§ **A run of records**
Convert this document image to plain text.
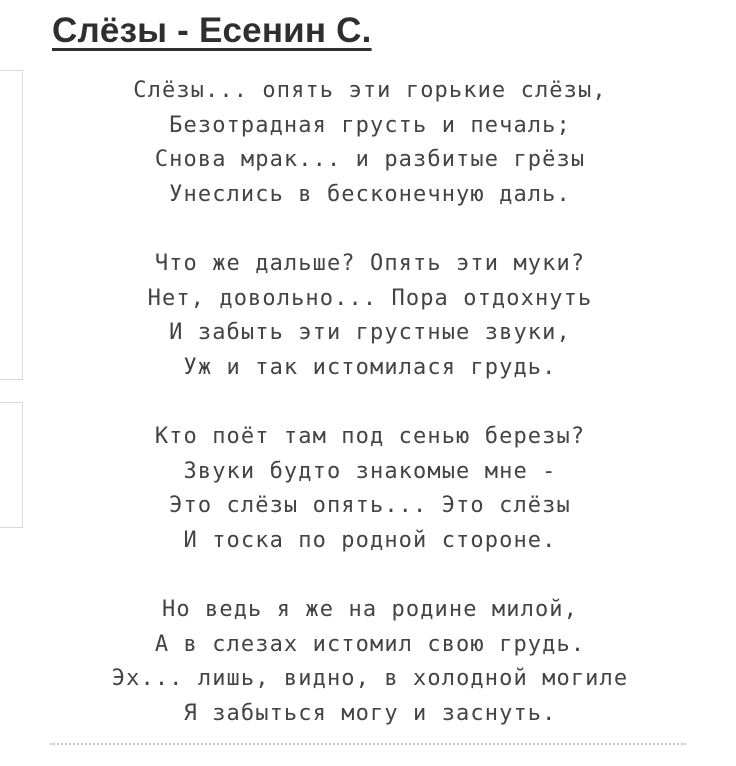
Слёзы - Есенин С.
Слёзы... опять эти горькие слёзы,
Безотрадная грусть и печаль;
Снова мрак... и разбитые грёзы
Унеслись в бесконечную даль.
Что же дальше? Опять эти муки?
Нет, довольно... Пора отдохнуть
И забыть эти грустные звуки,
Уж и так истомилася грудь.
Кто поёт там под сенью березы?
Звуки будто знакомые мне -
Это слёзы опять... Это слёзы
И тоска по родной стороне.
Но ведь я же на родине милой,
А в слезах истомил свою грудь.
Эх... лишь, видно, в холодной могиле
Я забыться могу и заснуть.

§ **Task requirements**
Pictures in the records must not appear in the copy; transcribe everything else precisely.

§ **Complete answer**
Convert this document image to plain text.
Слёзы - Есенин С.
Слёзы... опять эти горькие слёзы,
Безотрадная грусть и печаль;
Снова мрак... и разбитые грёзы
Унеслись в бесконечную даль.
Что же дальше? Опять эти муки?
Нет, довольно... Пора отдохнуть
И забыть эти грустные звуки,
Уж и так истомилася грудь.
Кто поёт там под сенью березы?
Звуки будто знакомые мне -
Это слёзы опять... Это слёзы
И тоска по родной стороне.
Но ведь я же на родине милой,
А в слезах истомил свою грудь.
Эх... лишь, видно, в холодной могиле
Я забыться могу и заснуть.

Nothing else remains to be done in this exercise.